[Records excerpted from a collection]
--- Start ---
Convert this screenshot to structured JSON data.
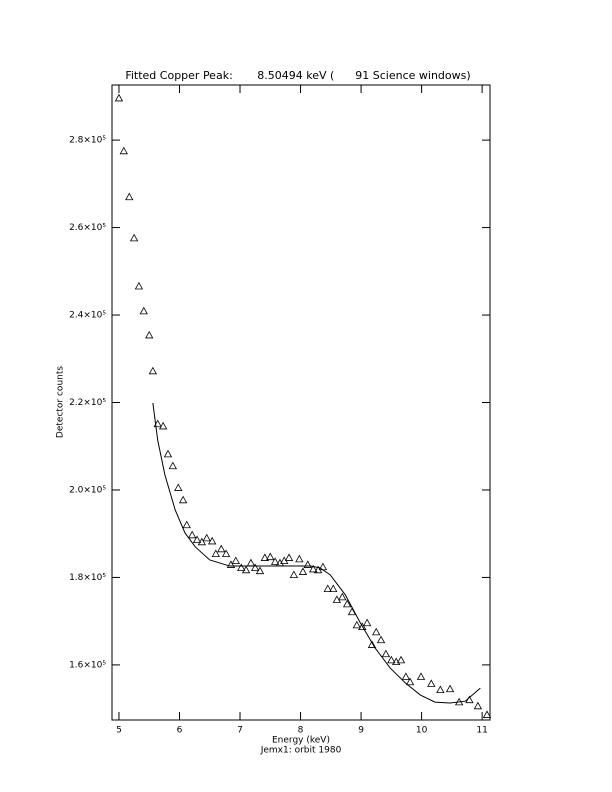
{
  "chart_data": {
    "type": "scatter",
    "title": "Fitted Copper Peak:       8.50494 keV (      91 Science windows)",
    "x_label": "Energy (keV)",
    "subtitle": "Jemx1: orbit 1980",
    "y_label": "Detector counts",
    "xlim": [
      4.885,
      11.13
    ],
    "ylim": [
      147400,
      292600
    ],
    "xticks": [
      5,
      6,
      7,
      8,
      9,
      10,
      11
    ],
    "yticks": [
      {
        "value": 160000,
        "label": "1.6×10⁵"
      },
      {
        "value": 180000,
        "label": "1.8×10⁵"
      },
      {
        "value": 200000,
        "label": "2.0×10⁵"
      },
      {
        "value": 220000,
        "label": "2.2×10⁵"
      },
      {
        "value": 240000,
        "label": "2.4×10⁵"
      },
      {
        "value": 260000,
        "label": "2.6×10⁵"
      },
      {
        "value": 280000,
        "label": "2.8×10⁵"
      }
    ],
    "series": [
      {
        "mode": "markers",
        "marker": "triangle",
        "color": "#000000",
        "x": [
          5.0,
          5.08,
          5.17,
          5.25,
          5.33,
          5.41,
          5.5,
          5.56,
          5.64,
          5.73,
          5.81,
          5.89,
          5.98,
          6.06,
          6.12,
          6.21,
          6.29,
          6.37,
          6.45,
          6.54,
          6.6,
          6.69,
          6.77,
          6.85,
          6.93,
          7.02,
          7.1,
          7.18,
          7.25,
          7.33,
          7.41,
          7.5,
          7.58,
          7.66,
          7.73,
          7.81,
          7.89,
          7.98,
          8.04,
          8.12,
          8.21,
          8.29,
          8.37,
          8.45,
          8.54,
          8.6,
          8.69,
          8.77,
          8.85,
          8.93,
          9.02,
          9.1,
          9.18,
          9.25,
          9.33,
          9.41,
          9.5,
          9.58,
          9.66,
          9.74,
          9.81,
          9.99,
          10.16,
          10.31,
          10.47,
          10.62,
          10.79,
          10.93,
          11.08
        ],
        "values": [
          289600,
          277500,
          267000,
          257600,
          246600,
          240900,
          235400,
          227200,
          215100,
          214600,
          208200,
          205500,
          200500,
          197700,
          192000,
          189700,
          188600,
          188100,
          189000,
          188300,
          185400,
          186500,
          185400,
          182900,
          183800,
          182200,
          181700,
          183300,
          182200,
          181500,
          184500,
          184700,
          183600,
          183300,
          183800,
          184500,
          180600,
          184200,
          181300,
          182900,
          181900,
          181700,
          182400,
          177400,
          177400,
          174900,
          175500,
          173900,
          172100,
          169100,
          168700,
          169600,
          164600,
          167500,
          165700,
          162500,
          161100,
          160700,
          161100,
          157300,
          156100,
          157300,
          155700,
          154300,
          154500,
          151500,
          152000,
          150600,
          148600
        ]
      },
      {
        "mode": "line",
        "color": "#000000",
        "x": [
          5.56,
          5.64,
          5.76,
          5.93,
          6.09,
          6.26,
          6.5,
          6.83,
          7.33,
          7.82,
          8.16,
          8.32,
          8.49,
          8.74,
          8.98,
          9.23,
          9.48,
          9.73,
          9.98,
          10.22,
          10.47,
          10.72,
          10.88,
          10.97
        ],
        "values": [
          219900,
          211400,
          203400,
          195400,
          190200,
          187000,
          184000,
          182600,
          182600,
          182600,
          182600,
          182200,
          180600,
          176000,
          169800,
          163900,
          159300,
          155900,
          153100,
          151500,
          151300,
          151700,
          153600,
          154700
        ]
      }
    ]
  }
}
--- End ---
--- Start ---
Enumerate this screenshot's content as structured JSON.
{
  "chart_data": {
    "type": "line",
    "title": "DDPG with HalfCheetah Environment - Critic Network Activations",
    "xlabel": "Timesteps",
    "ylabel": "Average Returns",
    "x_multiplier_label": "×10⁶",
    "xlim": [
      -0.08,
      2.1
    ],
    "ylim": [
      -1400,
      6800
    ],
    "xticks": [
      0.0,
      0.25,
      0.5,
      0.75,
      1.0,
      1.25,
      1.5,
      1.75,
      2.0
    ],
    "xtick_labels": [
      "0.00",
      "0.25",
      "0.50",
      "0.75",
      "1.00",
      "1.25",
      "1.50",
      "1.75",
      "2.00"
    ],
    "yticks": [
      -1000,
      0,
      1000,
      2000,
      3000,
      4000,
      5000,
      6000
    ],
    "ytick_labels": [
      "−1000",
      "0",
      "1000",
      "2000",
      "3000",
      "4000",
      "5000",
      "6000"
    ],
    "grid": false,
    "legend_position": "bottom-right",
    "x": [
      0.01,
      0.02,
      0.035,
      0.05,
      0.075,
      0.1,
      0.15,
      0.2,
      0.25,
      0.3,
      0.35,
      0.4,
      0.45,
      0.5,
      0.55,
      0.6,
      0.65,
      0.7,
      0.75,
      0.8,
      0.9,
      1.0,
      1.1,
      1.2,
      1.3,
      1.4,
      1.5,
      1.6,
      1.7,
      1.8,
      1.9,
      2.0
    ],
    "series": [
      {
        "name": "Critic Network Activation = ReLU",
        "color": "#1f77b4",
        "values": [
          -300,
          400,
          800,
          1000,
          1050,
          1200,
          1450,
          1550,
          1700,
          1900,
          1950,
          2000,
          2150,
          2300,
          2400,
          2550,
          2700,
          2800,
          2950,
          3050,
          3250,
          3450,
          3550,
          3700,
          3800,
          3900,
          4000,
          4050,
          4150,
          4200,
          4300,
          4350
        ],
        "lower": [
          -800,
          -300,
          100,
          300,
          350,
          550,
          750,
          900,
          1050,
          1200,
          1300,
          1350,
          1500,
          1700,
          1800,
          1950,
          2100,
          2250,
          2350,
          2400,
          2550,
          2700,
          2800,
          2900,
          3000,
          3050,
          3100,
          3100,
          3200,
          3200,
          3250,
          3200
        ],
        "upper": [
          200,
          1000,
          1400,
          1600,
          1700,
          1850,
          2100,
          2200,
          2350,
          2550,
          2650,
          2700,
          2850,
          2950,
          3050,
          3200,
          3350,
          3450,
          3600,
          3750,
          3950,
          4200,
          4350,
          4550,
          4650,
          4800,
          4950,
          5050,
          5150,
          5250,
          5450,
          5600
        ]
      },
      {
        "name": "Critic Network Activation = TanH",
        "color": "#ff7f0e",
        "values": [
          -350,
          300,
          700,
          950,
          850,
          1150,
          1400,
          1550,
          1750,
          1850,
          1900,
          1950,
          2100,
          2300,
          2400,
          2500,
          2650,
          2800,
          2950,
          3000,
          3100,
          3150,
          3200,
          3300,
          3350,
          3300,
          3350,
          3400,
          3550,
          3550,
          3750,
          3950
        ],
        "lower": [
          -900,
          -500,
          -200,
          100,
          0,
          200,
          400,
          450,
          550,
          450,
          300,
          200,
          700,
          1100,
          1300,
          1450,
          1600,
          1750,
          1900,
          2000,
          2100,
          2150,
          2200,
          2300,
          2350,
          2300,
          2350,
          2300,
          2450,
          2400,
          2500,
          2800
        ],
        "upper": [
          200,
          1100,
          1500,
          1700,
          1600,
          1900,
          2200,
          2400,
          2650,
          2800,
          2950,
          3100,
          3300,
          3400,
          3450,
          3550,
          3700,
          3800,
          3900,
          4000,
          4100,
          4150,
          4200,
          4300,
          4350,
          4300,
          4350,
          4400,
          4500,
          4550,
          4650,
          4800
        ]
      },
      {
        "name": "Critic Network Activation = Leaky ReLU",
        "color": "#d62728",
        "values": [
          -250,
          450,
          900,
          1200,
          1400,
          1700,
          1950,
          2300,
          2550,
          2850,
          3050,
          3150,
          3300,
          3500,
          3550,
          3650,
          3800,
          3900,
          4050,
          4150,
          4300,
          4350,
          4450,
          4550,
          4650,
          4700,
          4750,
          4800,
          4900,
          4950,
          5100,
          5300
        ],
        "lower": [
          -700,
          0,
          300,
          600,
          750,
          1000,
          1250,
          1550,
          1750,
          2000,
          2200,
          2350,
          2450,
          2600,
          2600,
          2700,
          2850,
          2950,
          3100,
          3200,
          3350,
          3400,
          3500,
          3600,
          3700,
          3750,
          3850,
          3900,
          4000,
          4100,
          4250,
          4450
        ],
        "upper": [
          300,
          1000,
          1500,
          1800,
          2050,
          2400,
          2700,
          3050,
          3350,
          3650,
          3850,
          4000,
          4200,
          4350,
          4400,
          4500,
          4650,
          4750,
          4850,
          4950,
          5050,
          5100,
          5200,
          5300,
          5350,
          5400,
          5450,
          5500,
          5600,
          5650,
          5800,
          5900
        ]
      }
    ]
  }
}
--- End ---
→ **Aim**
From the entries above, return each line with the word "ReLU" in it.

→ **Task result**
        "name": "Critic Network Activation = ReLU",
        "name": "Critic Network Activation = Leaky ReLU",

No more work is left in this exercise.